**What is asked:** State how many lines of the entries include the string "working", please, leaving out everything but the number.

**Data to process:**
══════
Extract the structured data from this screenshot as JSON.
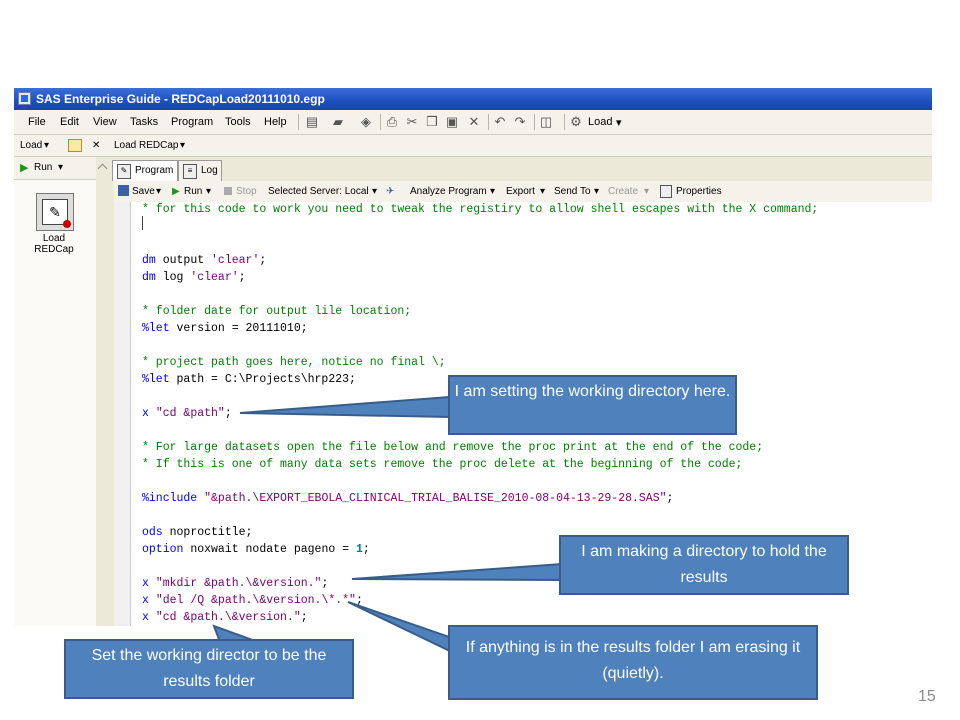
{
  "window": {
    "title": "SAS Enterprise Guide - REDCapLoad20111010.egp"
  },
  "menu": [
    "File",
    "Edit",
    "View",
    "Tasks",
    "Program",
    "Tools",
    "Help"
  ],
  "toolbar": {
    "load_label": "Load"
  },
  "load_toolbar": {
    "load": "Load",
    "close": "✕",
    "project": "Load REDCap"
  },
  "left_pane": {
    "run": "Run",
    "node_label": "Load REDCap"
  },
  "tabs": [
    {
      "label": "Program",
      "icon": "program-icon"
    },
    {
      "label": "Log",
      "icon": "log-icon"
    }
  ],
  "program_toolbar": {
    "save": "Save",
    "run": "Run",
    "stop": "Stop",
    "server": "Selected Server: Local",
    "analyze": "Analyze Program",
    "export": "Export",
    "send_to": "Send To",
    "create": "Create",
    "properties": "Properties"
  },
  "code_lines": [
    "* for this code to work you need to tweak the registiry to allow shell escapes with the X command;",
    "",
    "dm output 'clear';",
    "dm log 'clear';",
    "",
    "* folder date for output lile location;",
    "%let version = 20111010;",
    "",
    "* project path goes here, notice no final \\;",
    "%let path = C:\\Projects\\hrp223;",
    "",
    "x \"cd &path\";",
    "",
    "* For large datasets open the file below and remove the proc print at the end of the code;",
    "* If this is one of many data sets remove the proc delete at the beginning of the code;",
    "",
    "%include \"&path.\\EXPORT_EBOLA_CLINICAL_TRIAL_BALISE_2010-08-04-13-29-28.SAS\";",
    "",
    "ods noproctitle;",
    "option noxwait nodate pageno = 1;",
    "",
    "x \"mkdir &path.\\&version.\";",
    "x \"del /Q &path.\\&version.\\*.*\";",
    "x \"cd &path.\\&version.\";"
  ],
  "callouts": {
    "working_dir": "I am setting the working directory here.",
    "mkdir": "I am making a directory to hold the results",
    "erase": "If anything is in the results folder I am erasing it (quietly).",
    "results_dir": "Set the working director to be the results folder"
  },
  "page_number": "15",
  "colors": {
    "callout_fill": "#4f81bd",
    "callout_border": "#385d8a",
    "title_bar": "#1d4fc0"
  }
}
══════
**The result:** 2